● **Aim of the exercise**
Check each line of the entries below for the word "energía", then report how many have it, with no other words.

# # # # #

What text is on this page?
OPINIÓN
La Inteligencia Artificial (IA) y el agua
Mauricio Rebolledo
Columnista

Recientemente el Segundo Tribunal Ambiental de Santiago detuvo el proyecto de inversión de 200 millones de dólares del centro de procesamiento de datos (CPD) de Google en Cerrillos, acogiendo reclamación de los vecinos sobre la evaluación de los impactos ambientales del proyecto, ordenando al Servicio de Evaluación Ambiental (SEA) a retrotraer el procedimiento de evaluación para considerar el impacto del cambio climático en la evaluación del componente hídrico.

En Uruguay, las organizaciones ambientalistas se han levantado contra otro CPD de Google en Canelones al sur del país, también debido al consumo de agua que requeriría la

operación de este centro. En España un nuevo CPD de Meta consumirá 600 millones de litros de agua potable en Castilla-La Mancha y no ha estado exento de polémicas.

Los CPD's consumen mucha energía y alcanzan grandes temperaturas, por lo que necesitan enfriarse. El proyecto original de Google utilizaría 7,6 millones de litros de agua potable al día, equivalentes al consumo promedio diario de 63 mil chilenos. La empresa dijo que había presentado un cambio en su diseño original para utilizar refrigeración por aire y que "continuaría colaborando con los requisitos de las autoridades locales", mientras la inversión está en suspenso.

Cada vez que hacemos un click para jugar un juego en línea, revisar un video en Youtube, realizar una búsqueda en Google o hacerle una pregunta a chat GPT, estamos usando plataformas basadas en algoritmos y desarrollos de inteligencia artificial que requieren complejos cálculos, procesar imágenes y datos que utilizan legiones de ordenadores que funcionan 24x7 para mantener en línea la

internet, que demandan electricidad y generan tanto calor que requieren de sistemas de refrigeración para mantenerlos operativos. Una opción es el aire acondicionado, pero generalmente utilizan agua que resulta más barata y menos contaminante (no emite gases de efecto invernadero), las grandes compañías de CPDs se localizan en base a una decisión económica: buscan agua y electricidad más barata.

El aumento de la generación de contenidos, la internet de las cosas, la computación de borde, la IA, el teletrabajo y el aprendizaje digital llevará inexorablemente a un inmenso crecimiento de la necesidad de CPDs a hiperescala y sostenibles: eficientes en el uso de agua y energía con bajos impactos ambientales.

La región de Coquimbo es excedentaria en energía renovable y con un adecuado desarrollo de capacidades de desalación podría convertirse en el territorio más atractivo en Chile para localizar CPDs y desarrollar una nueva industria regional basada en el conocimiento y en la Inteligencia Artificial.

# # # # #

● **Written solution**
3